▶ Work required: Among the lines below, return each one that contains the word "this".

▶ Exercise inputs:
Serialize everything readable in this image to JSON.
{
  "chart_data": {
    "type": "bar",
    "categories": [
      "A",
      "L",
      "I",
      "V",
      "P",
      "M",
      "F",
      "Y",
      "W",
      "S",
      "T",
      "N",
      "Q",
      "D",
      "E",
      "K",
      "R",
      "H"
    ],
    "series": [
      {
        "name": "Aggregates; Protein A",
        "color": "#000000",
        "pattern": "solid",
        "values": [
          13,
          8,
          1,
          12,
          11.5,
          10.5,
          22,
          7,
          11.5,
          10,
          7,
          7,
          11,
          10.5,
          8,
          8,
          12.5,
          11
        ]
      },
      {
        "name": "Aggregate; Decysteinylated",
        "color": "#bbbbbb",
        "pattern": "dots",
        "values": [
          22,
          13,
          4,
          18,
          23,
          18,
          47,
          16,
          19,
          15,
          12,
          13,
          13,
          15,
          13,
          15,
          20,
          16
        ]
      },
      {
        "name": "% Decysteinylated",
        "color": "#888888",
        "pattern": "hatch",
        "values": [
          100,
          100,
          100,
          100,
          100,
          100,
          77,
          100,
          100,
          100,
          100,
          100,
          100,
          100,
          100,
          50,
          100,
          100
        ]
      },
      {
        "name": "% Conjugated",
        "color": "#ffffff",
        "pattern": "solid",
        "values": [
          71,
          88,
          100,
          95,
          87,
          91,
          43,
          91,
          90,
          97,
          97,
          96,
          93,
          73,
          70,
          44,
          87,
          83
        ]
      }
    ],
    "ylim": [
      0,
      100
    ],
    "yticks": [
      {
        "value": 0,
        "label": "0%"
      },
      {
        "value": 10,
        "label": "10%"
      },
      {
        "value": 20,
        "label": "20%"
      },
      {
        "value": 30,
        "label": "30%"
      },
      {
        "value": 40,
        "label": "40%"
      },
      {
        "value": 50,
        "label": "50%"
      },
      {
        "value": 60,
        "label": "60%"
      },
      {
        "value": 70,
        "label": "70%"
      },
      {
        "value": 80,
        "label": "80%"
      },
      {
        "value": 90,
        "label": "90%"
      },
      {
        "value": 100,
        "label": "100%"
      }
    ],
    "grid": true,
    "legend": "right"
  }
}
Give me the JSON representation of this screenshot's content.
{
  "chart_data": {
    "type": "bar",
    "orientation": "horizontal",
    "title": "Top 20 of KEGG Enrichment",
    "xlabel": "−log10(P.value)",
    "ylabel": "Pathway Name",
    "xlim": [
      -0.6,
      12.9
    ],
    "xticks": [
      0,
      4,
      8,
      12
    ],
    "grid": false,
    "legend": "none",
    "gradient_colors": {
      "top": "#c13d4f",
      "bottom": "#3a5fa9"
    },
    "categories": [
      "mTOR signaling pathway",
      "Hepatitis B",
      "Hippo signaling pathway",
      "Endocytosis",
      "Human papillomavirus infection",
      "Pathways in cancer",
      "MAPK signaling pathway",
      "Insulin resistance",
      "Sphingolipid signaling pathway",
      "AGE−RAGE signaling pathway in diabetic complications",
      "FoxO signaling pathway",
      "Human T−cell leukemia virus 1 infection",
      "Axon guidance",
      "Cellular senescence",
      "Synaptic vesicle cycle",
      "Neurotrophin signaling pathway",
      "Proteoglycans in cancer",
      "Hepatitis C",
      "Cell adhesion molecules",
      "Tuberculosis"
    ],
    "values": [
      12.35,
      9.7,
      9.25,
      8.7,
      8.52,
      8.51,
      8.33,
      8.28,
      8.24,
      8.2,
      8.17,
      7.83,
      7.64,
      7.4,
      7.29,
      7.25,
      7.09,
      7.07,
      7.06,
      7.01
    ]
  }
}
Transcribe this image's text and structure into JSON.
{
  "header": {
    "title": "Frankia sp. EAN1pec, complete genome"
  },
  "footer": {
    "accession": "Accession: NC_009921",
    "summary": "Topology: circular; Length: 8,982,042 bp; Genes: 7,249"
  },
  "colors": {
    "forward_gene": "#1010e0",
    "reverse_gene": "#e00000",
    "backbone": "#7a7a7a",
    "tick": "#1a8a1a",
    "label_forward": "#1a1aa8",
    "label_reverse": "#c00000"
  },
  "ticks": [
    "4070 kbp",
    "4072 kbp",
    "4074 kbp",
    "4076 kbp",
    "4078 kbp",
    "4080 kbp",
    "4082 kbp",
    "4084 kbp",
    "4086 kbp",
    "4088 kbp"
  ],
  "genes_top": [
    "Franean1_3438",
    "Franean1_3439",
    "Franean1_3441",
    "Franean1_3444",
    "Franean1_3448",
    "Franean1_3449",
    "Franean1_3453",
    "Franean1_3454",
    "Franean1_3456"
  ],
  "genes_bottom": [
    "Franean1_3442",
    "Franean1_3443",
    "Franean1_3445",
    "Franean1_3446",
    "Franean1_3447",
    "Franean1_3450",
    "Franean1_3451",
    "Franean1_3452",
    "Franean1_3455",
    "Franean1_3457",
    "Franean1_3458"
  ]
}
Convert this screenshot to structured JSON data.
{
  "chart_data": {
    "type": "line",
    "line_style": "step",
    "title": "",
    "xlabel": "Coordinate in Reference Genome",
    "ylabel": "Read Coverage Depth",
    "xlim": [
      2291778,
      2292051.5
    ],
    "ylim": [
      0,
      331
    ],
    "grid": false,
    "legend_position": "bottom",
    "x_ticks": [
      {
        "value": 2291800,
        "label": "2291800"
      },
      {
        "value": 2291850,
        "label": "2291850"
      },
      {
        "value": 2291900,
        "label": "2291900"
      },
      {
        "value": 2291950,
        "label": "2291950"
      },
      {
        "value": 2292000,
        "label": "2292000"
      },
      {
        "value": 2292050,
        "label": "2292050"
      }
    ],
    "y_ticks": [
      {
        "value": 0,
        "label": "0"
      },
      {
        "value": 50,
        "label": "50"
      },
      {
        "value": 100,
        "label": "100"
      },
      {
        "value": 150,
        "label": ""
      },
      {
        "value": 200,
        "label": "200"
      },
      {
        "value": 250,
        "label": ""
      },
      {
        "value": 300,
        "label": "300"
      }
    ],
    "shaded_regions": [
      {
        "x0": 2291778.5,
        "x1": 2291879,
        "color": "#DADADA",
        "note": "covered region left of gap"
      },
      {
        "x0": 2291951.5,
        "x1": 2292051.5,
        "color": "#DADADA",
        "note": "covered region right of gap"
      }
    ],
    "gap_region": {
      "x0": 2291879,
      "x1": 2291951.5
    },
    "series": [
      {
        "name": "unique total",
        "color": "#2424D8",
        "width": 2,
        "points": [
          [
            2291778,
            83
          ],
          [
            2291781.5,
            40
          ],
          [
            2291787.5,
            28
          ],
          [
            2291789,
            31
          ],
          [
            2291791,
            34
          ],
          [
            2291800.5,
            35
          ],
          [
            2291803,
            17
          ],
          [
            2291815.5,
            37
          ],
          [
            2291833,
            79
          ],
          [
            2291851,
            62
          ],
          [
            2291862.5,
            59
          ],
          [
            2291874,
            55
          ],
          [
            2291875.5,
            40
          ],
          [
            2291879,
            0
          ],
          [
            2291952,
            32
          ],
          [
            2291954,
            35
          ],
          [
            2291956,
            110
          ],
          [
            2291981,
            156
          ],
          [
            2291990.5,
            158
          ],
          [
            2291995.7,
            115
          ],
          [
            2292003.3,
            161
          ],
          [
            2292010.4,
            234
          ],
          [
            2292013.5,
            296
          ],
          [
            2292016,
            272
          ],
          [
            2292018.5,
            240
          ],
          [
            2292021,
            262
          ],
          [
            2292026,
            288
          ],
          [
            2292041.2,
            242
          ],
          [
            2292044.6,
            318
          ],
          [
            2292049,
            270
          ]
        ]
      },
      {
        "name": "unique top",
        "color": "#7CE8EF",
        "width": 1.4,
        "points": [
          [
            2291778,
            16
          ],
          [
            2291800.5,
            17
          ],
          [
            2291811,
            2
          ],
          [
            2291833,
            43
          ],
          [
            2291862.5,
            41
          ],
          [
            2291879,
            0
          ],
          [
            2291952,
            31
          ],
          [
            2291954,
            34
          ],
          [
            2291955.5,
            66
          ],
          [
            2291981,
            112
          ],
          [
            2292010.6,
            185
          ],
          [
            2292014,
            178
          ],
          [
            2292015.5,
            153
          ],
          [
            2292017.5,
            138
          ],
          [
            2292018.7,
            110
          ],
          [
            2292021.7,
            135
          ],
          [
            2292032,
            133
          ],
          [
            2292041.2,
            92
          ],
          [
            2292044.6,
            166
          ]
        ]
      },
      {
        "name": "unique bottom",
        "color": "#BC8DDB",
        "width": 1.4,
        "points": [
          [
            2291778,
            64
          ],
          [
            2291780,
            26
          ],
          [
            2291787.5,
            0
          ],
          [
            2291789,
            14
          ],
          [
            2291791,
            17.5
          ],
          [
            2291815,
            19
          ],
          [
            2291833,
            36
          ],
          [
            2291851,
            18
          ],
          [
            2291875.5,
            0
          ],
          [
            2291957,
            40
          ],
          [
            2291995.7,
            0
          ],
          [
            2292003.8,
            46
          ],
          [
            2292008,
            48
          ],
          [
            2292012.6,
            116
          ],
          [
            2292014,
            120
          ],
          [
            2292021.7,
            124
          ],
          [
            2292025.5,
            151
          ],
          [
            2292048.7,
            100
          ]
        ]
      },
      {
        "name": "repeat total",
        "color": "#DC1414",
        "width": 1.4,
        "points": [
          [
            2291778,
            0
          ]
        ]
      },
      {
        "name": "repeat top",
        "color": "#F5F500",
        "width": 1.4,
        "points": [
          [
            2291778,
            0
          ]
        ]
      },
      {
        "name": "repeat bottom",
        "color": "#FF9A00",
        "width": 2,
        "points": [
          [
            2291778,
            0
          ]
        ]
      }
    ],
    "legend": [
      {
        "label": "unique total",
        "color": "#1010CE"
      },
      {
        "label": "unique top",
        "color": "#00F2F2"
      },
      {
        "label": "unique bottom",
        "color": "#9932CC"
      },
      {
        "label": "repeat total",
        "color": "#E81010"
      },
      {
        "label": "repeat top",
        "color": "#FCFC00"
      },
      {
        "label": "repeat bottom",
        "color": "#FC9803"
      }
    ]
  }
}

▶ Task answer:
Serialize everything readable in this image to JSON.
Give me the JSON representation of this screenshot's content.
Transcribe this image's text and structure into JSON.
Convert this screenshot to structured JSON data.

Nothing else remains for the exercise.